# WHAT YOU HAVE TO DO
Identify each line below that contains the word "JSON", and copy it out.

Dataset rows
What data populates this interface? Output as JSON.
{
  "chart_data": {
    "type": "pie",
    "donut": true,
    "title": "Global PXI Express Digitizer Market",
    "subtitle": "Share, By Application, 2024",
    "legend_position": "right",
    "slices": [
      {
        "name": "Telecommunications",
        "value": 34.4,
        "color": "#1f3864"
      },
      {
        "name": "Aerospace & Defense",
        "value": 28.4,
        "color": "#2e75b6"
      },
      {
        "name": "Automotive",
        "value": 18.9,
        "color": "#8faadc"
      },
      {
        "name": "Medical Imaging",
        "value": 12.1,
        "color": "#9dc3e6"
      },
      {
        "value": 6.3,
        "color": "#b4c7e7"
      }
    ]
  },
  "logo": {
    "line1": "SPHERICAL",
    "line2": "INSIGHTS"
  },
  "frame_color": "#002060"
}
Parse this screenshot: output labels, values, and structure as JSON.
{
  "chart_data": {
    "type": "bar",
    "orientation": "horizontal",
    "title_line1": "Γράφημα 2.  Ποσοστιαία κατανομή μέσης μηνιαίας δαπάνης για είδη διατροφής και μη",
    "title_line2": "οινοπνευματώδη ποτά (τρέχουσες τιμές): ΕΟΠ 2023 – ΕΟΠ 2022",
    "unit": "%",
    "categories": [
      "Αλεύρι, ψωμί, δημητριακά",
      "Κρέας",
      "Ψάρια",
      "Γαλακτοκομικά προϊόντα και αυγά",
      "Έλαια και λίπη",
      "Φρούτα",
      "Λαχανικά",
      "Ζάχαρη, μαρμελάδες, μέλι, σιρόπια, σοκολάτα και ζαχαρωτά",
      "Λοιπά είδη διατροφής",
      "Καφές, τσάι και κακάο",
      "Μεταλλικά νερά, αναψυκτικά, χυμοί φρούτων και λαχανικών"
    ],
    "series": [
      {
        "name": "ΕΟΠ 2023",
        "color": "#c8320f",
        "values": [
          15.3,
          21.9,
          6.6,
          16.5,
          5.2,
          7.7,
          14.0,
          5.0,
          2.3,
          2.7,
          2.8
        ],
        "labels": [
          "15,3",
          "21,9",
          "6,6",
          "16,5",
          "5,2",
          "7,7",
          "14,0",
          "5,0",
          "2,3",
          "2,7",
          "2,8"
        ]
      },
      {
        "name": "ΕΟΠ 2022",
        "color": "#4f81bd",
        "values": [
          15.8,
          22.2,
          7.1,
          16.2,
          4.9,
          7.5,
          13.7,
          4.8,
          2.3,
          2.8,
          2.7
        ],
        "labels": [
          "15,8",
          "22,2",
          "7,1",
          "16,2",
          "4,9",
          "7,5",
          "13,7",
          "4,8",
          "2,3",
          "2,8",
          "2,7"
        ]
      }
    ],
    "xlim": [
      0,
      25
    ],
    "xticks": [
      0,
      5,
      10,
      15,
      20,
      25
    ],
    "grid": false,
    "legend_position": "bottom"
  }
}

# ANSWER FOR THE TASK
What data populates this interface? Output as JSON.
Parse this screenshot: output labels, values, and structure as JSON.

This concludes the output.